(Data entries)
------------------------------------
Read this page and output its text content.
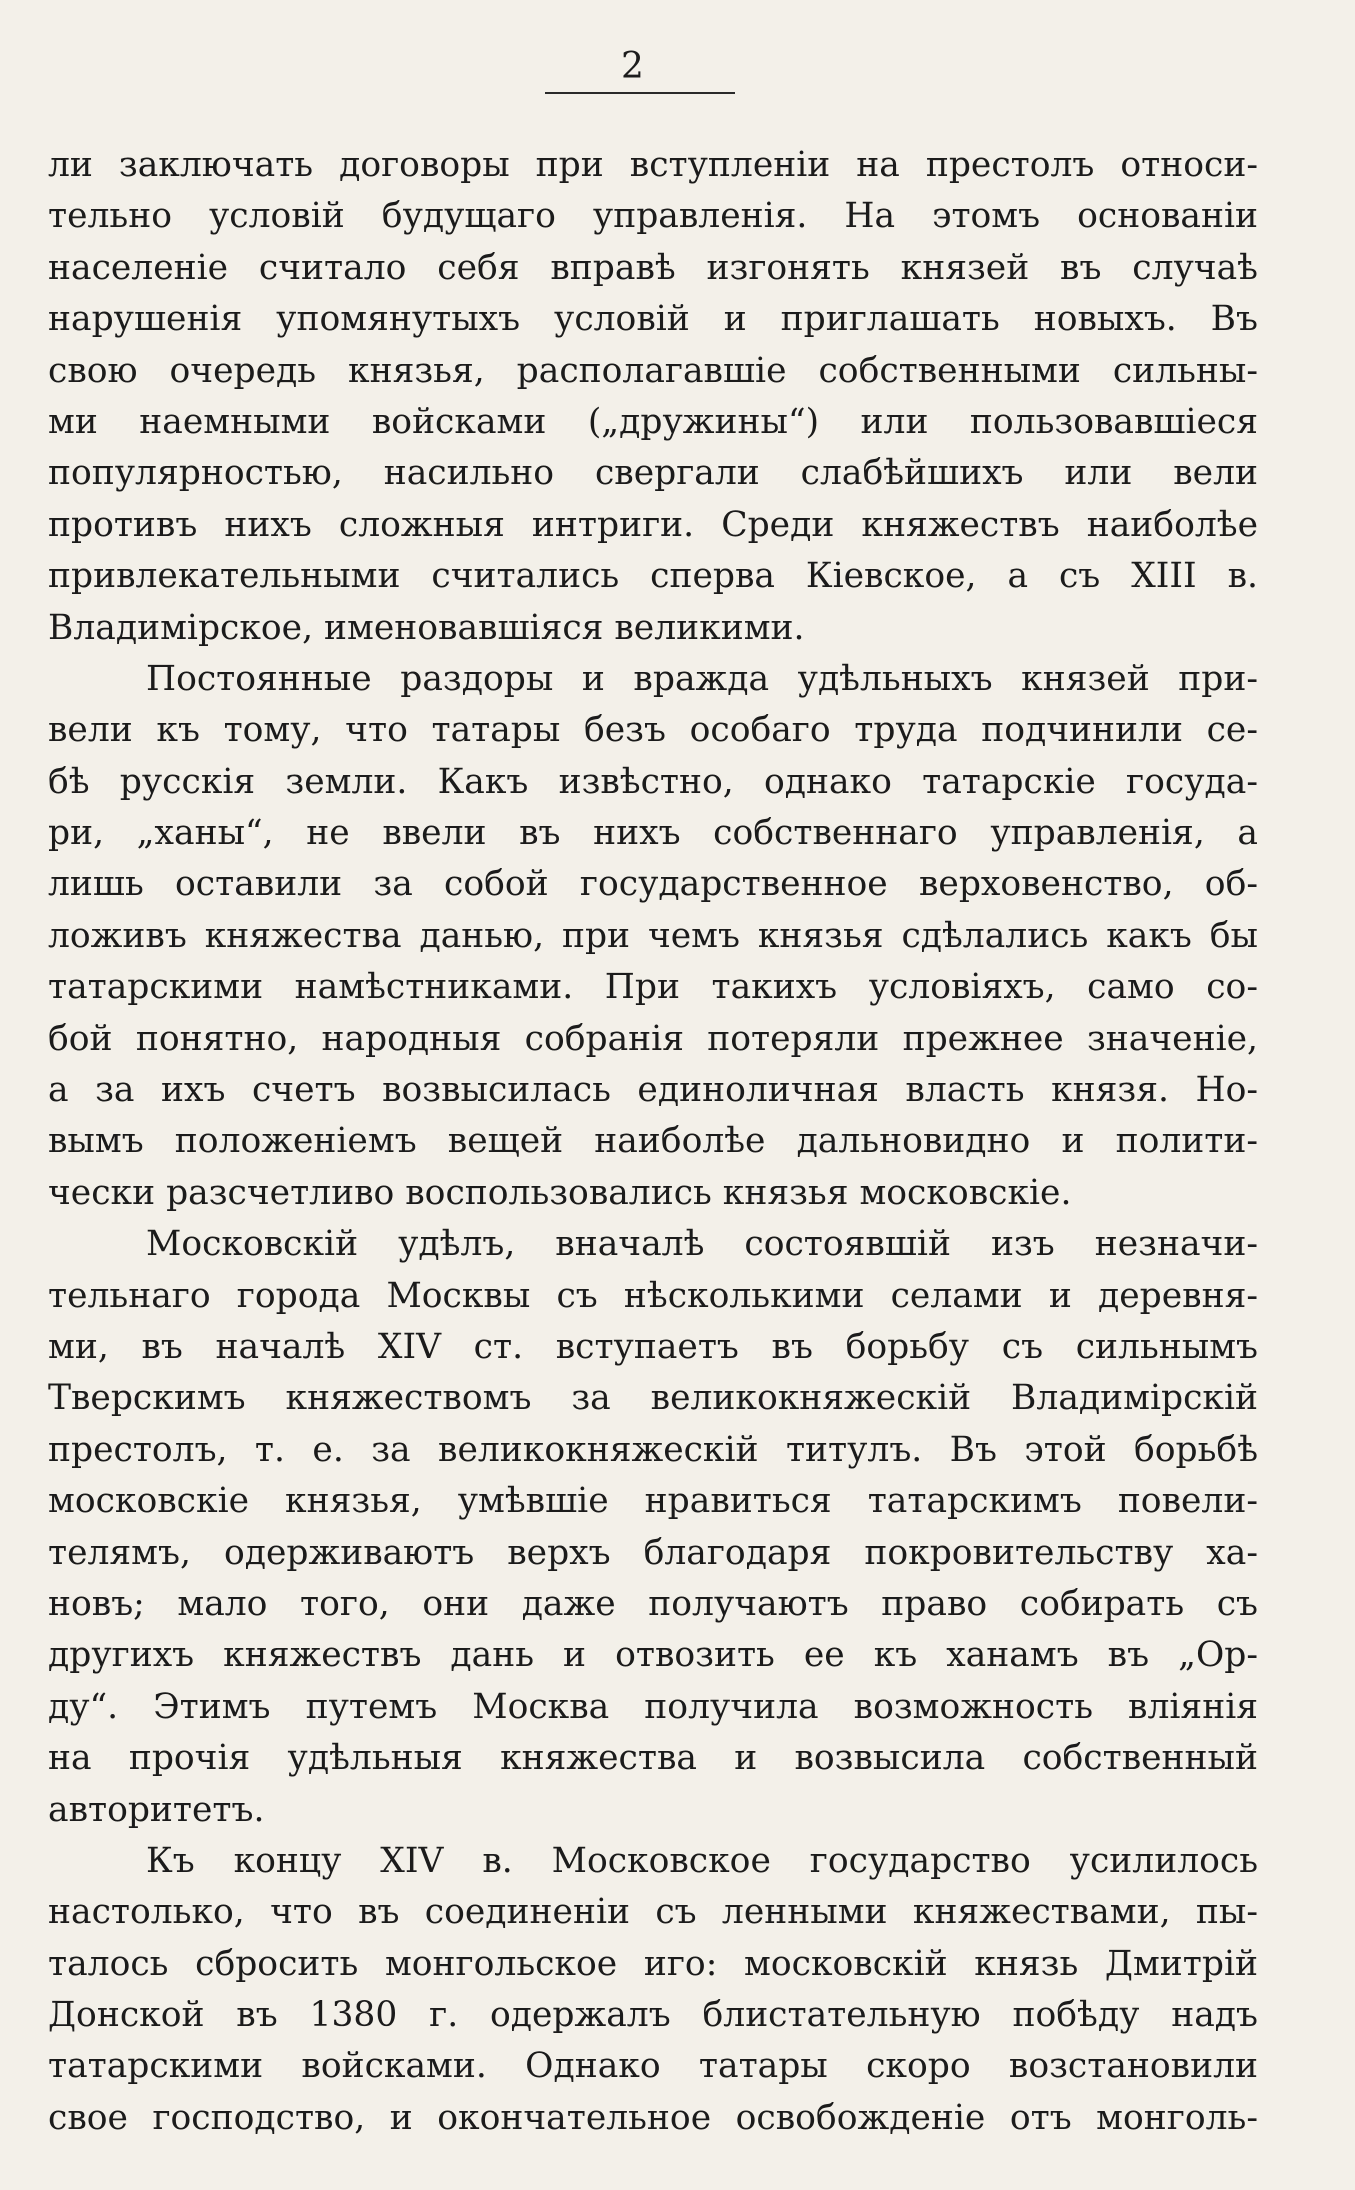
2
ли заключать договоры при вступленіи на престолъ относи-
тельно условій будущаго управленія. На этомъ основаніи
населеніе считало себя вправѣ изгонять князей въ случаѣ
нарушенія упомянутыхъ условій и приглашать новыхъ. Въ
свою очередь князья, располагавшіе собственными сильны-
ми наемными войсками („дружины“) или пользовавшіеся
популярностью, насильно свергали слабѣйшихъ или вели
противъ нихъ сложныя интриги. Среди княжествъ наиболѣе
привлекательными считались сперва Кіевское, а съ XIII в.
Владимірское, именовавшіяся великими.
Постоянные раздоры и вражда удѣльныхъ князей при-
вели къ тому, что татары безъ особаго труда подчинили се-
бѣ русскія земли. Какъ извѣстно, однако татарскіе госуда-
ри, „ханы“, не ввели въ нихъ собственнаго управленія, а
лишь оставили за собой государственное верховенство, об-
ложивъ княжества данью, при чемъ князья сдѣлались какъ бы
татарскими намѣстниками. При такихъ условіяхъ, само со-
бой понятно, народныя собранія потеряли прежнее значеніе,
а за ихъ счетъ возвысилась единоличная власть князя. Но-
вымъ положеніемъ вещей наиболѣе дальновидно и полити-
чески разсчетливо воспользовались князья московскіе.
Московскій удѣлъ, вначалѣ состоявшій изъ незначи-
тельнаго города Москвы съ нѣсколькими селами и деревня-
ми, въ началѣ XIV ст. вступаетъ въ борьбу съ сильнымъ
Тверскимъ княжествомъ за великокняжескій Владимірскій
престолъ, т. е. за великокняжескій титулъ. Въ этой борьбѣ
московскіе князья, умѣвшіе нравиться татарскимъ повели-
телямъ, одерживаютъ верхъ благодаря покровительству ха-
новъ; мало того, они даже получаютъ право собирать съ
другихъ княжествъ дань и отвозить ее къ ханамъ въ „Ор-
ду“. Этимъ путемъ Москва получила возможность вліянія
на прочія удѣльныя княжества и возвысила собственный
авторитетъ.
Къ концу XIV в. Московское государство усилилось
настолько, что въ соединеніи съ ленными княжествами, пы-
талось сбросить монгольское иго: московскій князь Дмитрій
Донской въ 1380 г. одержалъ блистательную побѣду надъ
татарскими войсками. Однако татары скоро возстановили
свое господство, и окончательное освобожденіе отъ монголь-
------------------------------------
Directive: Give the data again exactly as written, with all pictures left out.

Full response:
Read this page and output its text content.
2
ли заключать договоры при вступленіи на престолъ относи-
тельно условій будущаго управленія. На этомъ основаніи
населеніе считало себя вправѣ изгонять князей въ случаѣ
нарушенія упомянутыхъ условій и приглашать новыхъ. Въ
свою очередь князья, располагавшіе собственными сильны-
ми наемными войсками („дружины“) или пользовавшіеся
популярностью, насильно свергали слабѣйшихъ или вели
противъ нихъ сложныя интриги. Среди княжествъ наиболѣе
привлекательными считались сперва Кіевское, а съ XIII в.
Владимірское, именовавшіяся великими.
Постоянные раздоры и вражда удѣльныхъ князей при-
вели къ тому, что татары безъ особаго труда подчинили се-
бѣ русскія земли. Какъ извѣстно, однако татарскіе госуда-
ри, „ханы“, не ввели въ нихъ собственнаго управленія, а
лишь оставили за собой государственное верховенство, об-
ложивъ княжества данью, при чемъ князья сдѣлались какъ бы
татарскими намѣстниками. При такихъ условіяхъ, само со-
бой понятно, народныя собранія потеряли прежнее значеніе,
а за ихъ счетъ возвысилась единоличная власть князя. Но-
вымъ положеніемъ вещей наиболѣе дальновидно и полити-
чески разсчетливо воспользовались князья московскіе.
Московскій удѣлъ, вначалѣ состоявшій изъ незначи-
тельнаго города Москвы съ нѣсколькими селами и деревня-
ми, въ началѣ XIV ст. вступаетъ въ борьбу съ сильнымъ
Тверскимъ княжествомъ за великокняжескій Владимірскій
престолъ, т. е. за великокняжескій титулъ. Въ этой борьбѣ
московскіе князья, умѣвшіе нравиться татарскимъ повели-
телямъ, одерживаютъ верхъ благодаря покровительству ха-
новъ; мало того, они даже получаютъ право собирать съ
другихъ княжествъ дань и отвозить ее къ ханамъ въ „Ор-
ду“. Этимъ путемъ Москва получила возможность вліянія
на прочія удѣльныя княжества и возвысила собственный
авторитетъ.
Къ концу XIV в. Московское государство усилилось
настолько, что въ соединеніи съ ленными княжествами, пы-
талось сбросить монгольское иго: московскій князь Дмитрій
Донской въ 1380 г. одержалъ блистательную побѣду надъ
татарскими войсками. Однако татары скоро возстановили
свое господство, и окончательное освобожденіе отъ монголь-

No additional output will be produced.